=== Exercise goal ===
Quote the whole listing word for word, please.

•••••

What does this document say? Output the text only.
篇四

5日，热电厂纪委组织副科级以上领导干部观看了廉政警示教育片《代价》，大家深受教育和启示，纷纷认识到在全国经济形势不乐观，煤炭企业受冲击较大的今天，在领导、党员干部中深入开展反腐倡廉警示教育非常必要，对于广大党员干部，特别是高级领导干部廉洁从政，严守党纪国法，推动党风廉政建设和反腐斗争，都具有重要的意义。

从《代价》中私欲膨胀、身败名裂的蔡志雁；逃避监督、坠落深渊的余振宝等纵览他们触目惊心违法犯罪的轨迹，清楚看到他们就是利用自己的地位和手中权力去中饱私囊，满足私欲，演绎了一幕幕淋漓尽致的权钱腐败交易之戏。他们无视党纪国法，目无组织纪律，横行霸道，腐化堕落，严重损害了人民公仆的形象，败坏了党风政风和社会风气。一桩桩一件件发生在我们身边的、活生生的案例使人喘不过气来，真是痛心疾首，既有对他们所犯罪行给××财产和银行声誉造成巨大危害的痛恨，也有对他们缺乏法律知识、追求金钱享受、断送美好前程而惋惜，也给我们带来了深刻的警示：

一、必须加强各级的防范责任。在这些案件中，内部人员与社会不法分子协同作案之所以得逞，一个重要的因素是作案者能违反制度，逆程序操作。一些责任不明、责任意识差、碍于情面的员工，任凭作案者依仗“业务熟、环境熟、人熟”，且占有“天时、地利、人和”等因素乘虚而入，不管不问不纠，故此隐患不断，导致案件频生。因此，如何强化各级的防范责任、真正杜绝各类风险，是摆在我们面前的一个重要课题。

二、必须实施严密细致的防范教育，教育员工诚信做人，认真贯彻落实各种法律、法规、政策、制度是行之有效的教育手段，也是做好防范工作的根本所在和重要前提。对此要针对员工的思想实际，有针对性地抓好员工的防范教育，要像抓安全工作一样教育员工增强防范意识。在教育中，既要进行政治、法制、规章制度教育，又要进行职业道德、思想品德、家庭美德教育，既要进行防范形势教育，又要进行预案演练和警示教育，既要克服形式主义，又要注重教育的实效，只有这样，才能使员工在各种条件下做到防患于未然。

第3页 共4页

•••••

=== Final result ===
What does this document say? Output the text only.
篇四

5日，热电厂纪委组织副科级以上领导干部观看了廉政警示教育片《代价》，大家深受教育和启示，纷纷认识到在全国经济形势不乐观，煤炭企业受冲击较大的今天，在领导、党员干部中深入开展反腐倡廉警示教育非常必要，对于广大党员干部，特别是高级领导干部廉洁从政，严守党纪国法，推动党风廉政建设和反腐斗争，都具有重要的意义。

从《代价》中私欲膨胀、身败名裂的蔡志雁；逃避监督、坠落深渊的余振宝等纵览他们触目惊心违法犯罪的轨迹，清楚看到他们就是利用自己的地位和手中权力去中饱私囊，满足私欲，演绎了一幕幕淋漓尽致的权钱腐败交易之戏。他们无视党纪国法，目无组织纪律，横行霸道，腐化堕落，严重损害了人民公仆的形象，败坏了党风政风和社会风气。一桩桩一件件发生在我们身边的、活生生的案例使人喘不过气来，真是痛心疾首，既有对他们所犯罪行给××财产和银行声誉造成巨大危害的痛恨，也有对他们缺乏法律知识、追求金钱享受、断送美好前程而惋惜，也给我们带来了深刻的警示：

一、必须加强各级的防范责任。在这些案件中，内部人员与社会不法分子协同作案之所以得逞，一个重要的因素是作案者能违反制度，逆程序操作。一些责任不明、责任意识差、碍于情面的员工，任凭作案者依仗“业务熟、环境熟、人熟”，且占有“天时、地利、人和”等因素乘虚而入，不管不问不纠，故此隐患不断，导致案件频生。因此，如何强化各级的防范责任、真正杜绝各类风险，是摆在我们面前的一个重要课题。

二、必须实施严密细致的防范教育，教育员工诚信做人，认真贯彻落实各种法律、法规、政策、制度是行之有效的教育手段，也是做好防范工作的根本所在和重要前提。对此要针对员工的思想实际，有针对性地抓好员工的防范教育，要像抓安全工作一样教育员工增强防范意识。在教育中，既要进行政治、法制、规章制度教育，又要进行职业道德、思想品德、家庭美德教育，既要进行防范形势教育，又要进行预案演练和警示教育，既要克服形式主义，又要注重教育的实效，只有这样，才能使员工在各种条件下做到防患于未然。

第3页 共4页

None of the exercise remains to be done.